MATERIAL FOR THIS TASK ->
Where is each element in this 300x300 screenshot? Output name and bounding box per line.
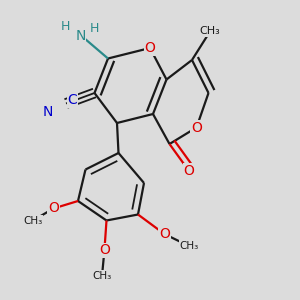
Text: H: H [90,22,100,35]
Text: CH₃: CH₃ [179,241,199,251]
Text: O: O [184,164,194,178]
Text: CH₃: CH₃ [200,26,220,37]
Text: C: C [68,94,77,107]
Text: CH₃: CH₃ [23,215,43,226]
Text: H: H [61,20,70,34]
Text: CH₃: CH₃ [92,271,112,281]
Text: O: O [99,244,110,257]
Text: O: O [48,202,59,215]
Text: N: N [42,106,52,119]
Text: O: O [191,121,202,134]
Text: O: O [159,227,170,241]
Text: N: N [75,29,85,43]
Text: O: O [145,41,155,55]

EXERCISE ->
Arrange all the lines above as a numbered list, skipping any blank ones. Leave the picture out.

THE ANSWER ->
1. Where is each element in this 300x300 screenshot? Output name and bounding box per line.
2. Text: H: H [90,22,100,35]
3. Text: CH₃: CH₃ [179,241,199,251]
4. Text: O: O [184,164,194,178]
5. Text: CH₃: CH₃ [200,26,220,37]
6. Text: C: C [68,94,77,107]
7. Text: CH₃: CH₃ [23,215,43,226]
8. Text: H: H [61,20,70,34]
9. Text: CH₃: CH₃ [92,271,112,281]
10. Text: O: O [99,244,110,257]
11. Text: O: O [48,202,59,215]
12. Text: N: N [42,106,52,119]
13. Text: O: O [191,121,202,134]
14. Text: O: O [159,227,170,241]
15. Text: N: N [75,29,85,43]
16. Text: O: O [145,41,155,55]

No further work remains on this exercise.